=== Figure record extracts ===
# # # #

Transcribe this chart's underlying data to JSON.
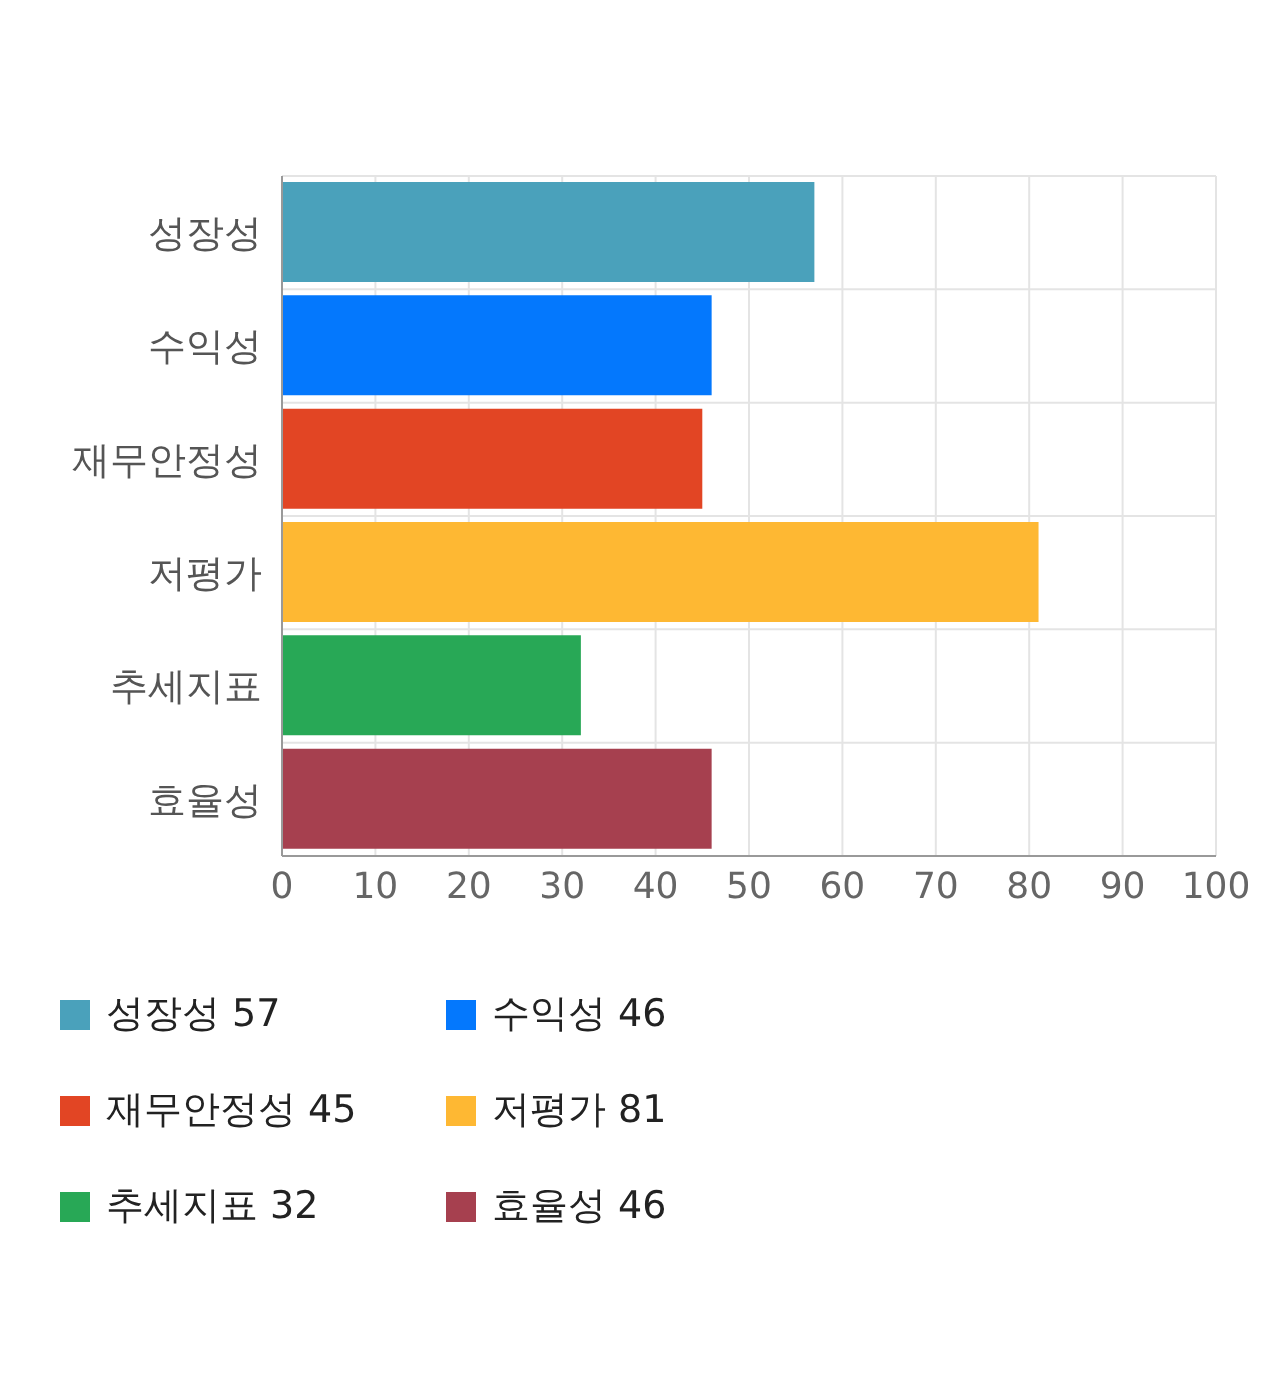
{
  "chart_data": {
    "type": "bar",
    "orientation": "horizontal",
    "stacked": true,
    "categories": [
      "성장성",
      "수익성",
      "재무안정성",
      "저평가",
      "추세지표",
      "효율성"
    ],
    "series": [
      {
        "name": "성장성 57",
        "color": "#4aa1bb",
        "values": [
          57,
          null,
          null,
          null,
          null,
          null
        ]
      },
      {
        "name": "수익성 46",
        "color": "#0478fd",
        "values": [
          null,
          46,
          null,
          null,
          null,
          null
        ]
      },
      {
        "name": "재무안정성 45",
        "color": "#e24524",
        "values": [
          null,
          null,
          45,
          null,
          null,
          null
        ]
      },
      {
        "name": "저평가 81",
        "color": "#feb833",
        "values": [
          null,
          null,
          null,
          81,
          null,
          null
        ]
      },
      {
        "name": "추세지표 32",
        "color": "#28a856",
        "values": [
          null,
          null,
          null,
          null,
          32,
          null
        ]
      },
      {
        "name": "효율성 46",
        "color": "#a6404f",
        "values": [
          null,
          null,
          null,
          null,
          null,
          46
        ]
      }
    ],
    "xlim": [
      0,
      100
    ],
    "xticks": [
      0,
      10,
      20,
      30,
      40,
      50,
      60,
      70,
      80,
      90,
      100
    ],
    "grid": true,
    "legend": "bottom"
  }
}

# # # #

=== Work to be completed ===
Reproduce the material above verbatim; omit every picture.

=== Correct answer ===
Transcribe this chart's underlying data to JSON.
{
  "chart_data": {
    "type": "bar",
    "orientation": "horizontal",
    "stacked": true,
    "categories": [
      "성장성",
      "수익성",
      "재무안정성",
      "저평가",
      "추세지표",
      "효율성"
    ],
    "series": [
      {
        "name": "성장성 57",
        "color": "#4aa1bb",
        "values": [
          57,
          null,
          null,
          null,
          null,
          null
        ]
      },
      {
        "name": "수익성 46",
        "color": "#0478fd",
        "values": [
          null,
          46,
          null,
          null,
          null,
          null
        ]
      },
      {
        "name": "재무안정성 45",
        "color": "#e24524",
        "values": [
          null,
          null,
          45,
          null,
          null,
          null
        ]
      },
      {
        "name": "저평가 81",
        "color": "#feb833",
        "values": [
          null,
          null,
          null,
          81,
          null,
          null
        ]
      },
      {
        "name": "추세지표 32",
        "color": "#28a856",
        "values": [
          null,
          null,
          null,
          null,
          32,
          null
        ]
      },
      {
        "name": "효율성 46",
        "color": "#a6404f",
        "values": [
          null,
          null,
          null,
          null,
          null,
          46
        ]
      }
    ],
    "xlim": [
      0,
      100
    ],
    "xticks": [
      0,
      10,
      20,
      30,
      40,
      50,
      60,
      70,
      80,
      90,
      100
    ],
    "grid": true,
    "legend": "bottom"
  }
}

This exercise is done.